§ Consigne
Citez, tiré du texte ci-dessous sur le carnaval de Granville, tout le passage depuis « Attention, peinture fraîche » jusqu'à « sur des chars... ».

§ Extrait du texte

--------------------------------

Chaque année, les carnavaliers de Granville (Manche) se moquent des puissants. Les 46 chars de l'édition 2024 du carnaval de Granville ne dérogent pas à la tradition. Le carnaval aura lieu du 9 au 13 février.
C'est devenu une habitude. Quelques jours avant le carnaval, le hangar où sont fabriqués les chars ouvre sa grande porte coulissante.
C'est un vaste entrepôt anonyme recouvert de tôles grises. Une enseigne "Carnaval" en lettres rouges signale quand même le trésor qui est abrité ici.
Quelques curieux déambulent entre les chars, dans les odeurs de sciure et de peinture. "L'ouverture du hangar, c'est un peu le début des festivités, explique la présidente Antonina Julienne. Cela permet à ceux qui ne pourront pas être présents de voir une partie des chars."
Attention, peinture fraîche !
Bien entendu, rien n'est tout à fait terminé. Une carnavalière en blouse blanche s'attelle à une fresque qui doit décorer les flancs du char. Le chantier s'annonce colossal, "mais on va y arriver", promet-elle dans un large sourire. Il est fort à parier que les dernières décorations seront installées le matin même de la cavalcade.
Quelques personnages sont déjà reconnaissables. Un président de la République qui affiche une mine perplexe. Une ancienne Première ministre figée dans un glaçon. On devine que cette œuvre d'art éphémère n'a rien d'élogieux.
Un peu plus loin, un autre char proclame : "Sauvons la banquise, pas les banquiers". Le carnavalier adore croquer l'actualité. Il aime aussi se mêler des affaires locales. Chaque année, des édiles sont tournés en ridicule sur des chars...

--------------------------------

§ Données fournies
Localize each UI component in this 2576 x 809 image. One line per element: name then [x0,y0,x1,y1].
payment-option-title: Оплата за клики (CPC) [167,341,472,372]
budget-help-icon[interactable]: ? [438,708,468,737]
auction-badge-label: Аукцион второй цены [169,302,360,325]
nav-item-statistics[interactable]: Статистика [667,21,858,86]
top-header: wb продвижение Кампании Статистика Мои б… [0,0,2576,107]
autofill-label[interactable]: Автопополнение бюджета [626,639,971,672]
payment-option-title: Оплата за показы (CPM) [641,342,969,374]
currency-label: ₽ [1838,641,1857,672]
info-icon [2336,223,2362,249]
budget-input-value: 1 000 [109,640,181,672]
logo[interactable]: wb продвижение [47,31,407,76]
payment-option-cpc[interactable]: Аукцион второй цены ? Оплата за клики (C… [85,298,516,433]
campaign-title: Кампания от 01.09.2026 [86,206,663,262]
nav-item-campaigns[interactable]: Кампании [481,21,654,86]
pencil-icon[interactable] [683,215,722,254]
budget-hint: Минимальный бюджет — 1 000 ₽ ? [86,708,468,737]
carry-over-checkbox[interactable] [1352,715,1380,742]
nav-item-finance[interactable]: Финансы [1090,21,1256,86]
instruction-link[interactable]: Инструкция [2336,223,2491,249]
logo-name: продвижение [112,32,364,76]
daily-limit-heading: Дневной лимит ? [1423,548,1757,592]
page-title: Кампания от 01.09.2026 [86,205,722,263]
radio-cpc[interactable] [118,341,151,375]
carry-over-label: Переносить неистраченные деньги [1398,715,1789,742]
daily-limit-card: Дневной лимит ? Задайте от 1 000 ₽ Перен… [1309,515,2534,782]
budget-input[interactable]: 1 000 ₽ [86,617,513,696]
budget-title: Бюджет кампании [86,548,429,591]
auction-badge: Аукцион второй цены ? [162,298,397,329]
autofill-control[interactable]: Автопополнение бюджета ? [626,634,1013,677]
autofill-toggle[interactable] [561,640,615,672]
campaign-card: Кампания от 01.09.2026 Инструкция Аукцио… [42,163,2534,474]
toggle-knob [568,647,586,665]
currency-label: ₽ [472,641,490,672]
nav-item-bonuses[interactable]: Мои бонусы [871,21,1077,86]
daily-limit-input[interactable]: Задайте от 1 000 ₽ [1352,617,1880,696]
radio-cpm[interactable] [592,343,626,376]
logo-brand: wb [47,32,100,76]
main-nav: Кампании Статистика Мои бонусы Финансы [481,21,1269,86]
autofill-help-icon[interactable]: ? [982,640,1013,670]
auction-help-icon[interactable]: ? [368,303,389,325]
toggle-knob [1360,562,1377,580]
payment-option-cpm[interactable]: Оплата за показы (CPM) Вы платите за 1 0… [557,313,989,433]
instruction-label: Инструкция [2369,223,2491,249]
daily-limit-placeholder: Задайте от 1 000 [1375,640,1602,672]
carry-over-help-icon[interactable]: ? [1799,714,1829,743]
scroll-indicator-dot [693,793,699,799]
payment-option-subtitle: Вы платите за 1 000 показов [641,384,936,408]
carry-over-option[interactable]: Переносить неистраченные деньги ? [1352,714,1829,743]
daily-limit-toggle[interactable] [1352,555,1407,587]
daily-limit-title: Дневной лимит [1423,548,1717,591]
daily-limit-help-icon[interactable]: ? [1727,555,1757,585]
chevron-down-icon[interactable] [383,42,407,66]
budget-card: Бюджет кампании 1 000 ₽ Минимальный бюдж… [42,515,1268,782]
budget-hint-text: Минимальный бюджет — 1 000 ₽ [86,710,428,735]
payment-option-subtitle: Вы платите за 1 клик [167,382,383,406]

--------------------------------

§ Réponse
Attention, peinture fraîche !
Bien entendu, rien n'est tout à fait terminé. Une carnavalière en blouse blanche s'attelle à une fresque qui doit décorer les flancs du char. Le chantier s'annonce colossal, "mais on va y arriver", promet-elle dans un large sourire. Il est fort à parier que les dernières décorations seront installées le matin même de la cavalcade.
Quelques personnages sont déjà reconnaissables. Un président de la République qui affiche une mine perplexe. Une ancienne Première ministre figée dans un glaçon. On devine que cette œuvre d'art éphémère n'a rien d'élogieux.
Un peu plus loin, un autre char proclame : "Sauvons la banquise, pas les banquiers". Le carnavalier adore croquer l'actualité. Il aime aussi se mêler des affaires locales. Chaque année, des édiles sont tournés en ridicule sur des chars...